[Collected data]
○ ○ ○ ○ ○ ○ ○

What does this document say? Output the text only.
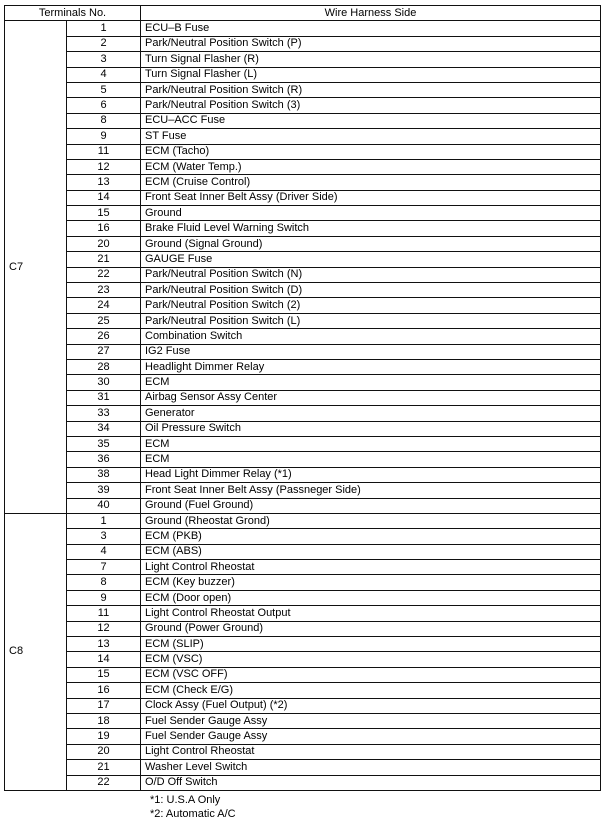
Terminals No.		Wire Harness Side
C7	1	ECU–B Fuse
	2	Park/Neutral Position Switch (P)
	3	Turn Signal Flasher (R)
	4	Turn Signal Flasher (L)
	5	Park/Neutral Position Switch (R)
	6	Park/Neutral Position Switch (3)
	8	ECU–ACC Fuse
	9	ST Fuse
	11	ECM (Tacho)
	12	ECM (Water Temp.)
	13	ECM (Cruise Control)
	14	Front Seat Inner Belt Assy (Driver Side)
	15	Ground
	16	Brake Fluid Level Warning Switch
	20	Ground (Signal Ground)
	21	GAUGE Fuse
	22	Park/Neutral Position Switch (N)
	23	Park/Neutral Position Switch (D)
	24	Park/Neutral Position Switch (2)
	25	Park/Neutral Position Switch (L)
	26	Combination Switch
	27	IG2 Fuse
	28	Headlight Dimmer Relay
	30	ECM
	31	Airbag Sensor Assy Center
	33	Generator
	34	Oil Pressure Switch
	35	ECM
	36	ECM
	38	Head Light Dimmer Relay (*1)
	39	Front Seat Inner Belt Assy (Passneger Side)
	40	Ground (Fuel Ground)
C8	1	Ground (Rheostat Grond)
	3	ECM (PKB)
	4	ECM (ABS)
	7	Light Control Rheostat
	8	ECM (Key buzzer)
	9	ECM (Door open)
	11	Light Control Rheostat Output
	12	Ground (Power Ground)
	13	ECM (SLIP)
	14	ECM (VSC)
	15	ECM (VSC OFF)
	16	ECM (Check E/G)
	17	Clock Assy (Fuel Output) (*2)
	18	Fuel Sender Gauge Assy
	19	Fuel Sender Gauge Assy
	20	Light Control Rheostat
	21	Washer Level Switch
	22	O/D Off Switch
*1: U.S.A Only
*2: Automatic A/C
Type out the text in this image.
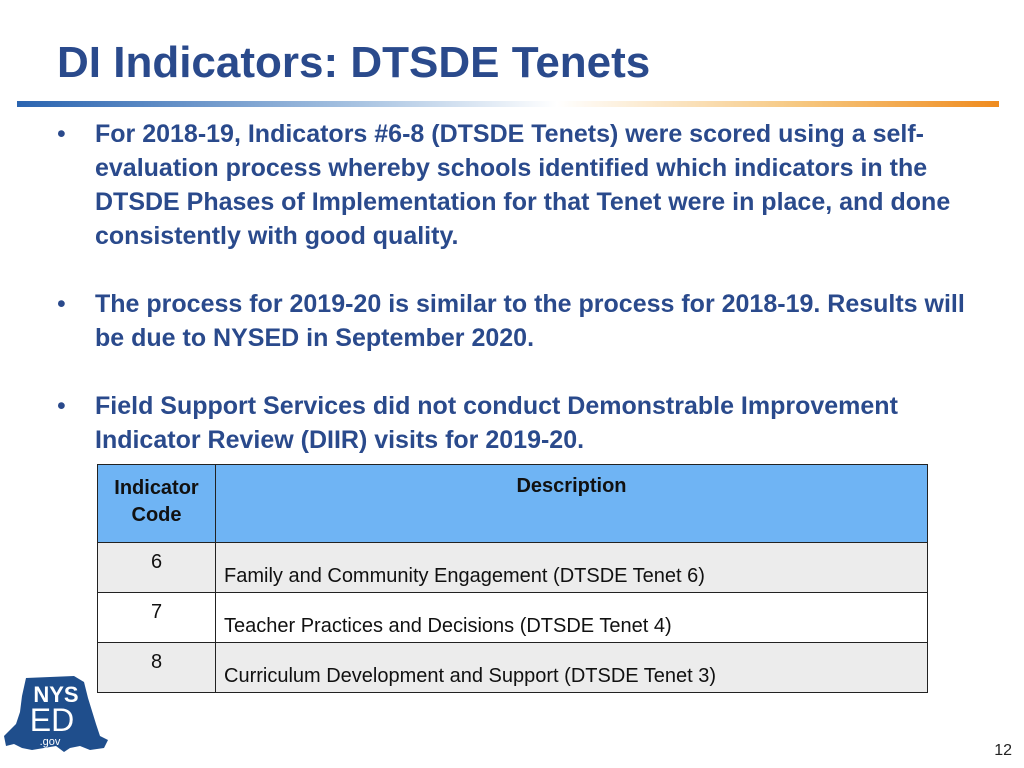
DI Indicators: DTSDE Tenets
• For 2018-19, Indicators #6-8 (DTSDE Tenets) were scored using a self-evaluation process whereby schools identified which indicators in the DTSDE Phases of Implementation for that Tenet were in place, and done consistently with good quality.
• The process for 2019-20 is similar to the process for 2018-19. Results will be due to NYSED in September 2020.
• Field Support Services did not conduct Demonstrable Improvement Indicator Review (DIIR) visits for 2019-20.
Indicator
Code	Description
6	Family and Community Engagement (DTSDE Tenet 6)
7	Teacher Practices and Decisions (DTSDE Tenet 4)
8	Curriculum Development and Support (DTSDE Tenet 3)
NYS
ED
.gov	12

○ ○ ○ ○ ○ ○ ○

### Description of the task
Copy out every line of the material above exactly, skipping the pictures.

### Written answer
What does this document say? Output the text only.
Terminals No.		Wire Harness Side
C7	1	ECU–B Fuse
	2	Park/Neutral Position Switch (P)
	3	Turn Signal Flasher (R)
	4	Turn Signal Flasher (L)
	5	Park/Neutral Position Switch (R)
	6	Park/Neutral Position Switch (3)
	8	ECU–ACC Fuse
	9	ST Fuse
	11	ECM (Tacho)
	12	ECM (Water Temp.)
	13	ECM (Cruise Control)
	14	Front Seat Inner Belt Assy (Driver Side)
	15	Ground
	16	Brake Fluid Level Warning Switch
	20	Ground (Signal Ground)
	21	GAUGE Fuse
	22	Park/Neutral Position Switch (N)
	23	Park/Neutral Position Switch (D)
	24	Park/Neutral Position Switch (2)
	25	Park/Neutral Position Switch (L)
	26	Combination Switch
	27	IG2 Fuse
	28	Headlight Dimmer Relay
	30	ECM
	31	Airbag Sensor Assy Center
	33	Generator
	34	Oil Pressure Switch
	35	ECM
	36	ECM
	38	Head Light Dimmer Relay (*1)
	39	Front Seat Inner Belt Assy (Passneger Side)
	40	Ground (Fuel Ground)
C8	1	Ground (Rheostat Grond)
	3	ECM (PKB)
	4	ECM (ABS)
	7	Light Control Rheostat
	8	ECM (Key buzzer)
	9	ECM (Door open)
	11	Light Control Rheostat Output
	12	Ground (Power Ground)
	13	ECM (SLIP)
	14	ECM (VSC)
	15	ECM (VSC OFF)
	16	ECM (Check E/G)
	17	Clock Assy (Fuel Output) (*2)
	18	Fuel Sender Gauge Assy
	19	Fuel Sender Gauge Assy
	20	Light Control Rheostat
	21	Washer Level Switch
	22	O/D Off Switch
*1: U.S.A Only
*2: Automatic A/C
Type out the text in this image.
DI Indicators: DTSDE Tenets
• For 2018-19, Indicators #6-8 (DTSDE Tenets) were scored using a self-evaluation process whereby schools identified which indicators in the DTSDE Phases of Implementation for that Tenet were in place, and done consistently with good quality.
• The process for 2019-20 is similar to the process for 2018-19. Results will be due to NYSED in September 2020.
• Field Support Services did not conduct Demonstrable Improvement Indicator Review (DIIR) visits for 2019-20.
Indicator
Code	Description
6	Family and Community Engagement (DTSDE Tenet 6)
7	Teacher Practices and Decisions (DTSDE Tenet 4)
8	Curriculum Development and Support (DTSDE Tenet 3)
NYS
ED
.gov	12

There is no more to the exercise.